### TEXTO DE LEITURA:

*****

E hoje, como está a ampla bacia hidrográfica da Vila Mariana depois da crescente e desenfreada urbanização?
O principal córrego da região é o Sapateiro. Com cerca de 6.600 metros de extensão, o canal nasce na rua Rio Grande com a Dr. Mário Cardim, atravessa as avenidas Ibirapuera e 23 de Maio, alimenta os três lagos do parque pela IV Centenário, segue sob as avenidas Santo Amaro e Juscelino Kubitschek e por fim desemboca no Rio Pinheiros.

Antigamente era chamado de Rio das Pedras e ganhou o novo nome devido ao antigo curtume então localizado nas proximidades do Matadouro Municipal. A partir de 1916 começou a receber os dejetos e resíduos do gado e dos couros que eram lavados em suas águas: “Em frente do Matadouro a água era vermelha do sangue dos animais abatidos”, relembra seu Chiquinho.

O Córrego do Sapateiro foi canalizado em meados da década de 60, salvo apenas o trecho do Ibirapuera, onde o leito ainda é preservado. Em 2001, a Secretaria Municipal de Infra-estrutura Urbana (Siurb) vistoriou suas antigas galerias.  Apesar da canalização, até pouco tempo se encontrava bastante poluído. Por despejo clandestino de esgoto, seus afluentes abasteciam com sujeira os lagos do Parque.

*****

### BLOCO DE DADOS:
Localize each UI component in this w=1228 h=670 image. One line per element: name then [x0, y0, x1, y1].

*****

### ENUNCIADO DA TAREFA A:
Traduza para o inglês a seguinte frase do texto sobre o Córrego do Sapateiro: "O principal córrego da região é o Sapateiro."
### ENUNCIADO DA TAREFA B:
Reproduza, sem nenhuma alteração, o trecho do texto sobre o Córrego do Sapateiro que começa em "Antigamente era chamado" e vai até "lagos do Parque.", incluindo esta última passagem.
### ENUNCIADO DA TAREFA C:
Responda às perguntas abaixo com base no texto sobre o Córrego do Sapateiro.
(i) Qual é a extensão aproximada do córrego?
(ii) Por qual nome o córrego era chamado antigamente?
(iii) Em que ano a Secretaria Municipal de Infra-estrutura Urbana vistoriou as antigas galerias do córrego?

### RESPOSTA COMENTADA A:
The main stream in the region is the Sapateiro.

### RESPOSTA COMENTADA B:
Antigamente era chamado de Rio das Pedras e ganhou o novo nome devido ao antigo curtume então localizado nas proximidades do Matadouro Municipal. A partir de 1916 começou a receber os dejetos e resíduos do gado e dos couros que eram lavados em suas águas: “Em frente do Matadouro a água era vermelha do sangue dos animais abatidos”, relembra seu Chiquinho.

O Córrego do Sapateiro foi canalizado em meados da década de 60, salvo apenas o trecho do Ibirapuera, onde o leito ainda é preservado. Em 2001, a Secretaria Municipal de Infra-estrutura Urbana (Siurb) vistoriou suas antigas galerias.  Apesar da canalização, até pouco tempo se encontrava bastante poluído. Por despejo clandestino de esgoto, seus afluentes abasteciam com sujeira os lagos do Parque.

### RESPOSTA COMENTADA C:
(i) Cerca de 6.600 metros.
(ii) Rio das Pedras.
(iii) Em 2001.